* Job
Which lines hold the word "significance"? Copy each of them from the material.

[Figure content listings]
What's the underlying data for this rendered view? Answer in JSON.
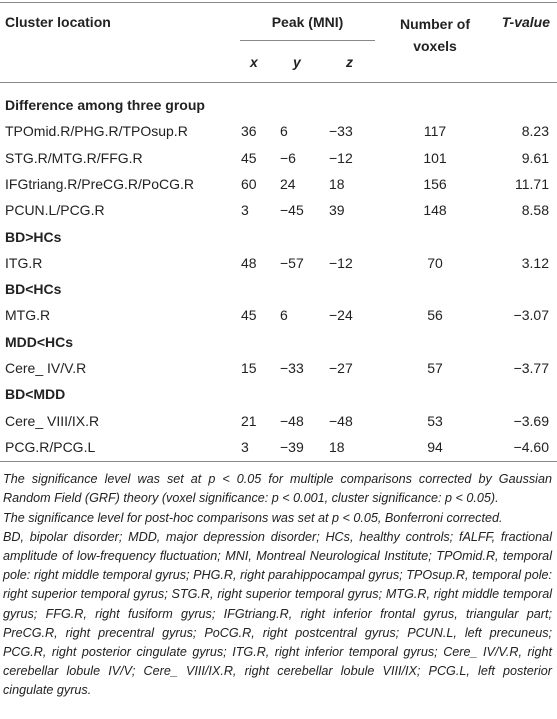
{
  "table": {
    "header": {
      "location": "Cluster location",
      "peak": "Peak (MNI)",
      "voxels": "Number of voxels",
      "tvalue": "T-value",
      "coords": [
        "x",
        "y",
        "z"
      ]
    },
    "sections": [
      {
        "title": "Difference among three group",
        "rows": [
          [
            "TPOmid.R/PHG.R/TPOsup.R",
            "36",
            "6",
            "−33",
            "117",
            "8.23"
          ],
          [
            "STG.R/MTG.R/FFG.R",
            "45",
            "−6",
            "−12",
            "101",
            "9.61"
          ],
          [
            "IFGtriang.R/PreCG.R/PoCG.R",
            "60",
            "24",
            "18",
            "156",
            "11.71"
          ],
          [
            "PCUN.L/PCG.R",
            "3",
            "−45",
            "39",
            "148",
            "8.58"
          ]
        ]
      },
      {
        "title": "BD>HCs",
        "rows": [
          [
            "ITG.R",
            "48",
            "−57",
            "−12",
            "70",
            "3.12"
          ]
        ]
      },
      {
        "title": "BD<HCs",
        "rows": [
          [
            "MTG.R",
            "45",
            "6",
            "−24",
            "56",
            "−3.07"
          ]
        ]
      },
      {
        "title": "MDD<HCs",
        "rows": [
          [
            "Cere_ IV/V.R",
            "15",
            "−33",
            "−27",
            "57",
            "−3.77"
          ]
        ]
      },
      {
        "title": "BD<MDD",
        "rows": [
          [
            "Cere_ VIII/IX.R",
            "21",
            "−48",
            "−48",
            "53",
            "−3.69"
          ],
          [
            "PCG.R/PCG.L",
            "3",
            "−39",
            "18",
            "94",
            "−4.60"
          ]
        ]
      }
    ],
    "notes": [
      "The significance level was set at p < 0.05 for multiple comparisons corrected by Gaussian Random Field (GRF) theory (voxel significance: p < 0.001, cluster significance: p < 0.05).",
      "The significance level for post-hoc comparisons was set at p < 0.05, Bonferroni corrected.",
      "BD, bipolar disorder; MDD, major depression disorder; HCs, healthy controls; fALFF, fractional amplitude of low-frequency fluctuation; MNI, Montreal Neurological Institute; TPOmid.R, temporal pole: right middle temporal gyrus; PHG.R, right parahippocampal gyrus; TPOsup.R, temporal pole: right superior temporal gyrus; STG.R, right superior temporal gyrus; MTG.R, right middle temporal gyrus; FFG.R, right fusiform gyrus; IFGtriang.R, right inferior frontal gyrus, triangular part; PreCG.R, right precentral gyrus; PoCG.R, right postcentral gyrus; PCUN.L, left precuneus; PCG.R, right posterior cingulate gyrus; ITG.R, right inferior temporal gyrus; Cere_ IV/V.R, right cerebellar lobule IV/V; Cere_ VIII/IX.R, right cerebellar lobule VIII/IX; PCG.L, left posterior cingulate gyrus."
    ]
  }
}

* Exercise result
      "The significance level was set at p < 0.05 for multiple comparisons corrected by Gaussian Random Field (GRF) theory (voxel significance: p < 0.001, cluster significance: p < 0.05).",
      "The significance level for post-hoc comparisons was set at p < 0.05, Bonferroni corrected.",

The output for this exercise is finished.